### STATED PROBLEM
Using the records provided below, locate and copy each line that contains the word "Gain".

### LISTING
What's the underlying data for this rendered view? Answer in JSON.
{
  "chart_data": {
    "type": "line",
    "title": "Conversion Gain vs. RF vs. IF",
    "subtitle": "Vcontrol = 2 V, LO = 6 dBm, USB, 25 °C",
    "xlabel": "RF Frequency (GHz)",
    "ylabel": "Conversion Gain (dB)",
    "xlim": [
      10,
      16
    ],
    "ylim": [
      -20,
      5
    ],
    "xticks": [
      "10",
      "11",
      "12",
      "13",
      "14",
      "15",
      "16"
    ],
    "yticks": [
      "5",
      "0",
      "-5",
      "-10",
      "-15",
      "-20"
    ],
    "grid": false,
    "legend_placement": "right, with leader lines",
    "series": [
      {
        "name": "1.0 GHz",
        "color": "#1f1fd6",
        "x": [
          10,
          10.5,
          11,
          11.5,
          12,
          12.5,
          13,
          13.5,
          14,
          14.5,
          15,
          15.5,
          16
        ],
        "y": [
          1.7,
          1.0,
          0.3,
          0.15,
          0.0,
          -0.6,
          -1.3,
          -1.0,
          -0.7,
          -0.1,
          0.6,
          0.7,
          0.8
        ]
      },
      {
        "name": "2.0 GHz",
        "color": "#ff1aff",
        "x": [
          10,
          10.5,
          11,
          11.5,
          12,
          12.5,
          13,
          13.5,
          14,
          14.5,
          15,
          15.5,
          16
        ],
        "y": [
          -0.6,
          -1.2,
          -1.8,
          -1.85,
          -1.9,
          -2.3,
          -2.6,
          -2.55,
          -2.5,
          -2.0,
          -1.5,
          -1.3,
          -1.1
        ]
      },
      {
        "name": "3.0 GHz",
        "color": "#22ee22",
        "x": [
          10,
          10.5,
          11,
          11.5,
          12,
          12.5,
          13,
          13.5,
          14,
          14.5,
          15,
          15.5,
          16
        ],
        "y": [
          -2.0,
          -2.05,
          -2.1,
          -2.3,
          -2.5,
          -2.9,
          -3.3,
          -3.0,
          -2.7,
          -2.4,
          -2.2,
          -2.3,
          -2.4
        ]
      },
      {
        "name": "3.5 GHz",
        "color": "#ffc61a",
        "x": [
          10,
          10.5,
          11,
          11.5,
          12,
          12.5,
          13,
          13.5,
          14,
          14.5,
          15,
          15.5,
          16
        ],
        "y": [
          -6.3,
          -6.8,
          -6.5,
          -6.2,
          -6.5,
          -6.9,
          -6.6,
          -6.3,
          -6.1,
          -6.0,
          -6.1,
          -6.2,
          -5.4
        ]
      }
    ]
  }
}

### REPLY TO THE TASK
    "title": "Conversion Gain vs. RF vs. IF",
    "ylabel": "Conversion Gain (dB)",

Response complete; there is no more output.